▸ Exercise
Can you quote exactly the stretch of lines from the one with "Extract the structured data from this screenshot" through the final line of the material, both ends included?

▸ Data rows
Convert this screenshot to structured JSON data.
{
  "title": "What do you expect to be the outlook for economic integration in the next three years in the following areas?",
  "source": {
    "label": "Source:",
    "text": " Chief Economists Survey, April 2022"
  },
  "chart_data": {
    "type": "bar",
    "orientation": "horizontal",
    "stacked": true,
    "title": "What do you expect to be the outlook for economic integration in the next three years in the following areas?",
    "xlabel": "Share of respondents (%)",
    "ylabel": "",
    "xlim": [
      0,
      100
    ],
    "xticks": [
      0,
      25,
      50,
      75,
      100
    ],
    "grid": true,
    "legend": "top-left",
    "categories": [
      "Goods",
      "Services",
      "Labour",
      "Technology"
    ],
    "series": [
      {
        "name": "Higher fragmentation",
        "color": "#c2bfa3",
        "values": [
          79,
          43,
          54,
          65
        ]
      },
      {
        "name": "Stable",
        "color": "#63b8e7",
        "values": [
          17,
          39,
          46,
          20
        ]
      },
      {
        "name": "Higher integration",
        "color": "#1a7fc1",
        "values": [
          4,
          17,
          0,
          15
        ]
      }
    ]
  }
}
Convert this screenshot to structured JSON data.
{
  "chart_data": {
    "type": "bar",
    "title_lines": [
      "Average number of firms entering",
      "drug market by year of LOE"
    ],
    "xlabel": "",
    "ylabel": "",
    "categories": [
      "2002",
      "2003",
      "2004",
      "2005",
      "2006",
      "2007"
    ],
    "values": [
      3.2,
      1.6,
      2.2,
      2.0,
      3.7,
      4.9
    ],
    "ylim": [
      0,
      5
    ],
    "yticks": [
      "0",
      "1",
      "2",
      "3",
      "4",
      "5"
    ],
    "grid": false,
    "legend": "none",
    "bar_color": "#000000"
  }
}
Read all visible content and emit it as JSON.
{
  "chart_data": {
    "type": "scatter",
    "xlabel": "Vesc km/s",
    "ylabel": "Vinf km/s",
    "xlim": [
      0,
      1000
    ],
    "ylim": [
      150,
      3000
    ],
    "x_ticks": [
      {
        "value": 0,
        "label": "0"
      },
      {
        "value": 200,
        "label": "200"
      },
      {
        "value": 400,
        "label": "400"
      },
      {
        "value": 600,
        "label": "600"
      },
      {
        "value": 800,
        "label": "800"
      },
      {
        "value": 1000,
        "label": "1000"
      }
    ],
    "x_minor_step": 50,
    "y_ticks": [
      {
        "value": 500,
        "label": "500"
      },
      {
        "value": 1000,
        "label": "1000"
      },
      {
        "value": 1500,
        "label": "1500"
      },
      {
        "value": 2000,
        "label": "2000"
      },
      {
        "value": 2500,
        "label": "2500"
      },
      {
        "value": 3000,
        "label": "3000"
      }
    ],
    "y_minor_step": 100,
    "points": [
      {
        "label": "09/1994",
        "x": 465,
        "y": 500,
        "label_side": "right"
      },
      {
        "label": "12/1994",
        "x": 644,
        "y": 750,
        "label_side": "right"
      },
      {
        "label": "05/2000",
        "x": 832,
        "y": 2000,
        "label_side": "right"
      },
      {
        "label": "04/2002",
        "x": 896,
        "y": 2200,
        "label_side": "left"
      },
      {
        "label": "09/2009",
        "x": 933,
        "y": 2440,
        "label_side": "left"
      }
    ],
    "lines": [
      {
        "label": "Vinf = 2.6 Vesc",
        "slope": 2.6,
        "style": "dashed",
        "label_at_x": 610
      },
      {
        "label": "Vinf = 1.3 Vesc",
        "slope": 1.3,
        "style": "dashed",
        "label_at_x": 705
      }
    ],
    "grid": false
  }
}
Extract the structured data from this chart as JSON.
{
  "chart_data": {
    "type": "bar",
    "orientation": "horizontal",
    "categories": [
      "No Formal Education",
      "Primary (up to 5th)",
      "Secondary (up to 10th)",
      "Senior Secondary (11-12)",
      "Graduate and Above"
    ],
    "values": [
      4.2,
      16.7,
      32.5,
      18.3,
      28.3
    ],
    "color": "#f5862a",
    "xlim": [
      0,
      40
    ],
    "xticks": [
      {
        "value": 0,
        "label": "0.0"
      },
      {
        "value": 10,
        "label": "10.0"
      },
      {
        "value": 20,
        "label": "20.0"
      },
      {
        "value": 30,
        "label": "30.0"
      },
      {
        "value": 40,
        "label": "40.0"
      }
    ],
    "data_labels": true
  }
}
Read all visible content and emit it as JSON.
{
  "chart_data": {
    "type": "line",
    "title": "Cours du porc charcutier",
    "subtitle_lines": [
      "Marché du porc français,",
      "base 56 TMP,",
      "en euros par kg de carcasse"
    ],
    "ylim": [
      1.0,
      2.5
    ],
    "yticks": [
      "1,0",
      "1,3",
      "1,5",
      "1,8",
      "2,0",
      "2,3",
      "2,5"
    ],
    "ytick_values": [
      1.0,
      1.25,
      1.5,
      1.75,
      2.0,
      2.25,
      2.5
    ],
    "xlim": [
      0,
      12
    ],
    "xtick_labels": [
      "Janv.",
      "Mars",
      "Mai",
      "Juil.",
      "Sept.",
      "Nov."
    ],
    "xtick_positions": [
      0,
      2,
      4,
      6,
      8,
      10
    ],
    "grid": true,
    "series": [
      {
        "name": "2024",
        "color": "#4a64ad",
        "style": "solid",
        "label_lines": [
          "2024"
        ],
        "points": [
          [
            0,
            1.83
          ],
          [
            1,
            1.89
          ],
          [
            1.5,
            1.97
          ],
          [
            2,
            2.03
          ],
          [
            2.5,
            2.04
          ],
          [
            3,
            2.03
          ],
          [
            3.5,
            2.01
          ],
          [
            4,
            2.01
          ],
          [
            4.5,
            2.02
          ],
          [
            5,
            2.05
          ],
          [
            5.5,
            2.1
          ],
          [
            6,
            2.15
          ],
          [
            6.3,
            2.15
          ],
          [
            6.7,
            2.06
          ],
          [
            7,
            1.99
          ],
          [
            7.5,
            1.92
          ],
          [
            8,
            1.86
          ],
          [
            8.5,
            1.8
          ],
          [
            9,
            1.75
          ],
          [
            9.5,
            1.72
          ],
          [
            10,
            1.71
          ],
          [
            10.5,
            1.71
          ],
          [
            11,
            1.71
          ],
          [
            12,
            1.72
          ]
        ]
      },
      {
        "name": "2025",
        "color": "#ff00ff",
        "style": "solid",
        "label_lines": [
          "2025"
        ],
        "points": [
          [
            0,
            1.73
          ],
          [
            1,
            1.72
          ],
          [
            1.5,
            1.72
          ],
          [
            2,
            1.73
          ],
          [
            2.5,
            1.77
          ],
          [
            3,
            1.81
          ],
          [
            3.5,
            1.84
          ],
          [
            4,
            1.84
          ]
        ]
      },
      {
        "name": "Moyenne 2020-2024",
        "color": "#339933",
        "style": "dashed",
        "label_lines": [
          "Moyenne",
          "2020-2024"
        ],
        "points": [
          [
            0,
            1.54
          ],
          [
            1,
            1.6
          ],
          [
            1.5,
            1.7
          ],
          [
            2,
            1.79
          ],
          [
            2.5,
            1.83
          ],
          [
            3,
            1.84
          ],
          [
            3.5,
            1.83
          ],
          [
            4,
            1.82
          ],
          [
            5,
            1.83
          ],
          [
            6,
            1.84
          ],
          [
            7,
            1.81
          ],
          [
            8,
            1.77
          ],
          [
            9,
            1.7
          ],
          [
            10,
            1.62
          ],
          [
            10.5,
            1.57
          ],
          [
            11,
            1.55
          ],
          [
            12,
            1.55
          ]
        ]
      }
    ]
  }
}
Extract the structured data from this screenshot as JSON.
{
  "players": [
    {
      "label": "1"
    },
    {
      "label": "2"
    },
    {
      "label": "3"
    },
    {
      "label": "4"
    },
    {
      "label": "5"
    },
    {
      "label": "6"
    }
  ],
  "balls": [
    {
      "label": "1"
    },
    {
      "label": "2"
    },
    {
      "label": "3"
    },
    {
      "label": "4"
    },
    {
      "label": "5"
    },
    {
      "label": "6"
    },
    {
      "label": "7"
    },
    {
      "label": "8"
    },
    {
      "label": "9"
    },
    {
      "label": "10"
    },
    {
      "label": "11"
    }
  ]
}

▸ Completed exercise
Extract the structured data from this screenshot as JSON.
{
  "players": [
    {
      "label": "1"
    },
    {
      "label": "2"
    },
    {
      "label": "3"
    },
    {
      "label": "4"
    },
    {
      "label": "5"
    },
    {
      "label": "6"
    }
  ],
  "balls": [
    {
      "label": "1"
    },
    {
      "label": "2"
    },
    {
      "label": "3"
    },
    {
      "label": "4"
    },
    {
      "label": "5"
    },
    {
      "label": "6"
    },
    {
      "label": "7"
    },
    {
      "label": "8"
    },
    {
      "label": "9"
    },
    {
      "label": "10"
    },
    {
      "label": "11"
    }
  ]
}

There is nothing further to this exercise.